** BEGIN Data lines **

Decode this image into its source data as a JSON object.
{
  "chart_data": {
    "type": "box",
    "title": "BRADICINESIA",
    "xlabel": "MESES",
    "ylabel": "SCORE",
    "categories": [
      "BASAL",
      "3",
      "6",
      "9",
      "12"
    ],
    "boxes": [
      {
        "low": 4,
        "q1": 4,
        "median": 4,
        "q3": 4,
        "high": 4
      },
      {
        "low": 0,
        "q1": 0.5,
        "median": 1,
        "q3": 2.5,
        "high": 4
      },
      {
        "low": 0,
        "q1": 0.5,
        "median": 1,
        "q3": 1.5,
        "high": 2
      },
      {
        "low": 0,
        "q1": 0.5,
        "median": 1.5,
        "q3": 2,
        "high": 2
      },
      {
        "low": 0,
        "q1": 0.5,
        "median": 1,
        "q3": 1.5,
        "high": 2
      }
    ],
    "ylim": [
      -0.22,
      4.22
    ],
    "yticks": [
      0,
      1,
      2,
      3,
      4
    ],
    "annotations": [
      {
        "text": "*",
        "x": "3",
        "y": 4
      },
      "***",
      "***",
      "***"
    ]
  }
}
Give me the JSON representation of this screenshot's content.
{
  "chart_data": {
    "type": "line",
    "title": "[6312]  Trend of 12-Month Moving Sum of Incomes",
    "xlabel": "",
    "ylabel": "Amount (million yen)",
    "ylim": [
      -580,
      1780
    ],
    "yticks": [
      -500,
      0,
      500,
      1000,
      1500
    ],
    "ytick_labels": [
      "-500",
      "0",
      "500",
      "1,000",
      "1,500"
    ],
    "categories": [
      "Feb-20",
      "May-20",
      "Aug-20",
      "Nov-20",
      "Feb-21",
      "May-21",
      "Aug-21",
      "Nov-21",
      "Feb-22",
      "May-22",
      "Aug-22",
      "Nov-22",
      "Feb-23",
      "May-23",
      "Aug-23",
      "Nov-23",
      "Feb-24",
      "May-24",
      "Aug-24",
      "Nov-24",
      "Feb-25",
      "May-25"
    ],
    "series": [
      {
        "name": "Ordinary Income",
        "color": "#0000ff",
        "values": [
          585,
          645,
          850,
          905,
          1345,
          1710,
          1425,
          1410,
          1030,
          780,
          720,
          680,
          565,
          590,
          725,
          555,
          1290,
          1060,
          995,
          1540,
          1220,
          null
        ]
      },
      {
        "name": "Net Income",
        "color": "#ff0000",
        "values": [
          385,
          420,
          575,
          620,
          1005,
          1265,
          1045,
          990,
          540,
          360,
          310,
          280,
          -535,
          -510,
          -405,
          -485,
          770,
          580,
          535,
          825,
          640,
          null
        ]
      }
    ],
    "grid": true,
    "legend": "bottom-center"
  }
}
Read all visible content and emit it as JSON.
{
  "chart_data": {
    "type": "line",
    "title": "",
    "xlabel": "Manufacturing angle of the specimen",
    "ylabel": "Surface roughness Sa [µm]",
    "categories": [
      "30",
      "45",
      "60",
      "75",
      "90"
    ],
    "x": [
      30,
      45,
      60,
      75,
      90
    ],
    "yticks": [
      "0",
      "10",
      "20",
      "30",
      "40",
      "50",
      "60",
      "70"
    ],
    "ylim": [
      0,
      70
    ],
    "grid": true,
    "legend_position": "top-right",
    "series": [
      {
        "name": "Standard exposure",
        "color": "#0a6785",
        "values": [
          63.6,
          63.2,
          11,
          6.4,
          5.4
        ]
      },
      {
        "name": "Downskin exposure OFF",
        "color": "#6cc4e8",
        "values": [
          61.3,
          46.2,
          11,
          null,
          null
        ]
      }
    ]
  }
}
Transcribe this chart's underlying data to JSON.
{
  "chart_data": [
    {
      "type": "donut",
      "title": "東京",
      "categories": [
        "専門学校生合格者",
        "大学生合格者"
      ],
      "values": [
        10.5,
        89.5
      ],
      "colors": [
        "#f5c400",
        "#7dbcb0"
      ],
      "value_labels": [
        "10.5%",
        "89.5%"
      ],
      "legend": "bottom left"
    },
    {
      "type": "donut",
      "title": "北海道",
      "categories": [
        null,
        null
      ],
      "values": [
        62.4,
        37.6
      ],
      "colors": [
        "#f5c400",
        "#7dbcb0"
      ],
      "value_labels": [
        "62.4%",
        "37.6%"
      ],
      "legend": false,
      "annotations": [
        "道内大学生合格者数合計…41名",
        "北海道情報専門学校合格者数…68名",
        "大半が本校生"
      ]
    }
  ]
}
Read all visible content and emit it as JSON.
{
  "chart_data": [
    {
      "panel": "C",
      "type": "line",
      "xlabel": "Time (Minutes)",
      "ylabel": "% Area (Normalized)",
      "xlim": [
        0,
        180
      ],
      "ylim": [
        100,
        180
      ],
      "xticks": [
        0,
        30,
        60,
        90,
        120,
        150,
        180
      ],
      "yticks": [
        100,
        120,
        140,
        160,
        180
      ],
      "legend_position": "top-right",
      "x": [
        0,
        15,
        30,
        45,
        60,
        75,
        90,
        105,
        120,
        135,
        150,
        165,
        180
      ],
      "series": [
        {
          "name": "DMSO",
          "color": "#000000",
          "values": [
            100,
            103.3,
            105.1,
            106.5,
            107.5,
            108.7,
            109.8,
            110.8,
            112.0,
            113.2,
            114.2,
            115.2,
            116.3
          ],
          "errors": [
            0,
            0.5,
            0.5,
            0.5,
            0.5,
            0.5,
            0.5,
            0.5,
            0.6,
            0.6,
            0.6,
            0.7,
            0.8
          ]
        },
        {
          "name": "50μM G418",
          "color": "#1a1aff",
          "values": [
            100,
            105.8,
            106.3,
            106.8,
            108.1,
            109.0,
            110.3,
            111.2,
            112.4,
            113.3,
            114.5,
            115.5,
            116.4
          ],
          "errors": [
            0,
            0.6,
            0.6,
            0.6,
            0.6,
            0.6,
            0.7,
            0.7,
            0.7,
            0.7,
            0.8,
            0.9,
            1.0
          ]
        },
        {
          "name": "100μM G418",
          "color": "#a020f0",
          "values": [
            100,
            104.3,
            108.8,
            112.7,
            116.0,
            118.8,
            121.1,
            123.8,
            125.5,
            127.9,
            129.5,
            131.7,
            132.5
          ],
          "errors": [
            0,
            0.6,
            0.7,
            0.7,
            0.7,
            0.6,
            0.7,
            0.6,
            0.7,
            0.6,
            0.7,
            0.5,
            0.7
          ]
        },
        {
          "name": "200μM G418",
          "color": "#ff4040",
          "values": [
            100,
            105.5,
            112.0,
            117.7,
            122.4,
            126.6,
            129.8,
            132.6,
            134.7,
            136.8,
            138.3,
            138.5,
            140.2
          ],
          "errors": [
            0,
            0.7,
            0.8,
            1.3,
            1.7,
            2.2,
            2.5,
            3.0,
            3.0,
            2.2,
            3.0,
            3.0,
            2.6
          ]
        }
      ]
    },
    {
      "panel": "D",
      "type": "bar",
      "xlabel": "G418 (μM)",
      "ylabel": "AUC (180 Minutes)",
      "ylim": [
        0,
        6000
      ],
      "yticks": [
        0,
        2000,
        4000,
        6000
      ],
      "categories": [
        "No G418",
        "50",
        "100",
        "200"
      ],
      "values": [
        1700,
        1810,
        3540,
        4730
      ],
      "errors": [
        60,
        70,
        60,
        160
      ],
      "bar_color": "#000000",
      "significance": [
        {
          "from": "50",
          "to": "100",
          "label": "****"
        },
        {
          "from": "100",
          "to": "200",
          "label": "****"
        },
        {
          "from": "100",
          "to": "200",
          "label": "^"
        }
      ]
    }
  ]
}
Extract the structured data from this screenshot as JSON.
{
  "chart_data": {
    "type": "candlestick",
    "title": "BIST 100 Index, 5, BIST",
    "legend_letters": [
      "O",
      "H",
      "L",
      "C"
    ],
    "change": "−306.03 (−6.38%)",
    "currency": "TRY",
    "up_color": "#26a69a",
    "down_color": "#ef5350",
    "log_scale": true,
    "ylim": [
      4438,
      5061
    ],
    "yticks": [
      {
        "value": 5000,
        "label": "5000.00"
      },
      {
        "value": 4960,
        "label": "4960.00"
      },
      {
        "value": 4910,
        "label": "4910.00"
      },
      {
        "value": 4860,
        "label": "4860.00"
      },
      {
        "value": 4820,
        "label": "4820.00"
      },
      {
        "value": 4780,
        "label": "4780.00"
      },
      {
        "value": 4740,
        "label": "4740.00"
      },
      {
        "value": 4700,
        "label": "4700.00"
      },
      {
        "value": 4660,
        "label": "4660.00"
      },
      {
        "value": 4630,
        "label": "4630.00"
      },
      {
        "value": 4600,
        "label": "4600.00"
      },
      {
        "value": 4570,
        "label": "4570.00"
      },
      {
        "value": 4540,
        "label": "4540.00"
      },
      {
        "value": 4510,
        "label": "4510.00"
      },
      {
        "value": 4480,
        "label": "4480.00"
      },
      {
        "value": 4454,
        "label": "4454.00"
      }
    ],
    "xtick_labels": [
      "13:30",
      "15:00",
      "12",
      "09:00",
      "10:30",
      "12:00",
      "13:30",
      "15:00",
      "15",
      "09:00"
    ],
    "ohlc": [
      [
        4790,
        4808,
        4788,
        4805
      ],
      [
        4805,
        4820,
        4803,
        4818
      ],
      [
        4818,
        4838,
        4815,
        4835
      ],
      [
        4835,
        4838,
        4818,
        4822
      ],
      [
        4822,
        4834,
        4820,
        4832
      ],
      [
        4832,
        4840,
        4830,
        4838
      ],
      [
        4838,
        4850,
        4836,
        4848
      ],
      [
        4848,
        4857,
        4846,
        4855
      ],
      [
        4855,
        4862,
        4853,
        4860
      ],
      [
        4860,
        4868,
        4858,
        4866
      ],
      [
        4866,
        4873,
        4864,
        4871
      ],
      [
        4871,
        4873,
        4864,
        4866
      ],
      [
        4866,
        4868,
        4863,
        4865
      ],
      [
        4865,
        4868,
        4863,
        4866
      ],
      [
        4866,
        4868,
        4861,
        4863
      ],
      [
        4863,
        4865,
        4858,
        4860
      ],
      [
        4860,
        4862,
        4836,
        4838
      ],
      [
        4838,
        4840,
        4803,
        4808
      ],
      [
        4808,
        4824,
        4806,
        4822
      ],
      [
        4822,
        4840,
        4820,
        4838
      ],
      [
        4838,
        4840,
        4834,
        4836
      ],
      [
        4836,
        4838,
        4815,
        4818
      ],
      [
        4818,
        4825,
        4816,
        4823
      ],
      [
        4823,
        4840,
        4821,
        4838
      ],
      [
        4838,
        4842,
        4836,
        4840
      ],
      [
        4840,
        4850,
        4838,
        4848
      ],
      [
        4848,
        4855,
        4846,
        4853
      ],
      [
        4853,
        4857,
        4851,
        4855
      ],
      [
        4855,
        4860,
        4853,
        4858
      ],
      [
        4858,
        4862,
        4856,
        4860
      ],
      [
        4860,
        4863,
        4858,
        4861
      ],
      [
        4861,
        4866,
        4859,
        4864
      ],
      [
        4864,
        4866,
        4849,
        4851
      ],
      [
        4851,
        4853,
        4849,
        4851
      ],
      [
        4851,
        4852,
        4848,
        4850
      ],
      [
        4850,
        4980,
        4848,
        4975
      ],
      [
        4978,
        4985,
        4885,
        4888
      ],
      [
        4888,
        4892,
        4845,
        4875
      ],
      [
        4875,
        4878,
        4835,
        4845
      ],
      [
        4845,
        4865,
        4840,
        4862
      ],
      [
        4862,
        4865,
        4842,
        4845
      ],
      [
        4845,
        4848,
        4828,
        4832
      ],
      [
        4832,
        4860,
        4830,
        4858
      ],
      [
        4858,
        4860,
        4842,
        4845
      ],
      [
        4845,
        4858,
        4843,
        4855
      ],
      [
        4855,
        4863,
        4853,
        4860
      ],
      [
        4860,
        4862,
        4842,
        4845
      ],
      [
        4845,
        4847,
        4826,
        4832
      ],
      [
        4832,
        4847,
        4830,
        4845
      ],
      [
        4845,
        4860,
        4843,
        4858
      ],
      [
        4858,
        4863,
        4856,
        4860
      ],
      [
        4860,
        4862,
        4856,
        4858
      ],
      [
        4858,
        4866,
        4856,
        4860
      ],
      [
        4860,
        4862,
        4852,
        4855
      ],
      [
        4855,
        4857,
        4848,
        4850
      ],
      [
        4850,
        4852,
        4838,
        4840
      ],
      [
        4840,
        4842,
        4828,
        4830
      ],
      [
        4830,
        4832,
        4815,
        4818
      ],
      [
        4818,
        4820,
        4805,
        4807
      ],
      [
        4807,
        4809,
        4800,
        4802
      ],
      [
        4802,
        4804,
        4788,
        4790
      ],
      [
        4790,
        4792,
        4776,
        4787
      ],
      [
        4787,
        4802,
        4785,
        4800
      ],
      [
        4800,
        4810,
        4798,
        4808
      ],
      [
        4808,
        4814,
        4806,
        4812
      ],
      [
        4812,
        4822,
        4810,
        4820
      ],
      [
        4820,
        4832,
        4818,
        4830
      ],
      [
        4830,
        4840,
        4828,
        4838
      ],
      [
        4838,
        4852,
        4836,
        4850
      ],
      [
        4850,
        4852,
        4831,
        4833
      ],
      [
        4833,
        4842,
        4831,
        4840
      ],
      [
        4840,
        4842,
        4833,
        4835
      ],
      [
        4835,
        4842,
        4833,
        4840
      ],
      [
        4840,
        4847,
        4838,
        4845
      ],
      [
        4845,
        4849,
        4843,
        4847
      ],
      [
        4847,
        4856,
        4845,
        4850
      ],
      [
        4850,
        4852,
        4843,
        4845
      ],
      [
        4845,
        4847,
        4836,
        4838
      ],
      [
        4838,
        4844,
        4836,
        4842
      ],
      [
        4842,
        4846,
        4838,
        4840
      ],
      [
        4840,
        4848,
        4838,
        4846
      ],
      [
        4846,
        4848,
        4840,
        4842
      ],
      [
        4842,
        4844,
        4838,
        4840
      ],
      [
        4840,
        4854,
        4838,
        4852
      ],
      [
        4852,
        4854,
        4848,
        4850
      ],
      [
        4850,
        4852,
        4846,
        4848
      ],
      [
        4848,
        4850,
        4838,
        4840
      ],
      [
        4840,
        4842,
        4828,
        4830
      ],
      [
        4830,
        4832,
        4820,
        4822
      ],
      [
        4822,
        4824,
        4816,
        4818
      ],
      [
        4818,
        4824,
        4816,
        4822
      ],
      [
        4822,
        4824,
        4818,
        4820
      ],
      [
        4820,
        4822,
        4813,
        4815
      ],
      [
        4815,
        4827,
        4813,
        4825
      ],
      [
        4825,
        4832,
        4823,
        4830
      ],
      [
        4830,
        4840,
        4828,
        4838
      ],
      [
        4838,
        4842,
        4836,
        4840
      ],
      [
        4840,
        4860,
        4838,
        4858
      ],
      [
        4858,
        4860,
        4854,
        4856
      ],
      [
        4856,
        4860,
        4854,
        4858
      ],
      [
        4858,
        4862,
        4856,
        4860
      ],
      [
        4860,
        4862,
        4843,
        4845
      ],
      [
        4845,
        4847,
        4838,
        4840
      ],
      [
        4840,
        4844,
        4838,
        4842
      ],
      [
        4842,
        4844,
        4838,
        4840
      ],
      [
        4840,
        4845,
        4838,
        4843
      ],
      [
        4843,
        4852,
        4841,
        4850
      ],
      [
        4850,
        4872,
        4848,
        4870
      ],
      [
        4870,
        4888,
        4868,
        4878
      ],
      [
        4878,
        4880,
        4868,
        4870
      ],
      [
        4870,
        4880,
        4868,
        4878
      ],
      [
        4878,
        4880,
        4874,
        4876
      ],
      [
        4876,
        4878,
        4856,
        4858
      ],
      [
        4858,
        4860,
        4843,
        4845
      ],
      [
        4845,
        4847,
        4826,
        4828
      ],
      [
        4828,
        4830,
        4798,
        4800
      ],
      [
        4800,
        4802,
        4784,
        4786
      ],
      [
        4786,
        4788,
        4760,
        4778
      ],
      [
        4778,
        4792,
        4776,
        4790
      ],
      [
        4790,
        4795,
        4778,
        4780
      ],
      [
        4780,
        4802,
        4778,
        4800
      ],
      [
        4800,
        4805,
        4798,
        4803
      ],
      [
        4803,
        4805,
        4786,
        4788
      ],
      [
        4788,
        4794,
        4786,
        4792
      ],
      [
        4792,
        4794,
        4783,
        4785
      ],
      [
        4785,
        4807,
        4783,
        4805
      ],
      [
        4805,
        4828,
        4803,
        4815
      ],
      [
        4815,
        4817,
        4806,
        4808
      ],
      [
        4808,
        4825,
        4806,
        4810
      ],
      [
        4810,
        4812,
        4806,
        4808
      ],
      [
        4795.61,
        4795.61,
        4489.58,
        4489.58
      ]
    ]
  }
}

** END Data lines **

### What this task involves
Return only those lines of the records that contain the string "ylabel".

### Answer in full
    "ylabel": "SCORE",
    "ylabel": "Amount (million yen)",
    "ylabel": "Surface roughness Sa [µm]",
      "ylabel": "% Area (Normalized)",
      "ylabel": "AUC (180 Minutes)",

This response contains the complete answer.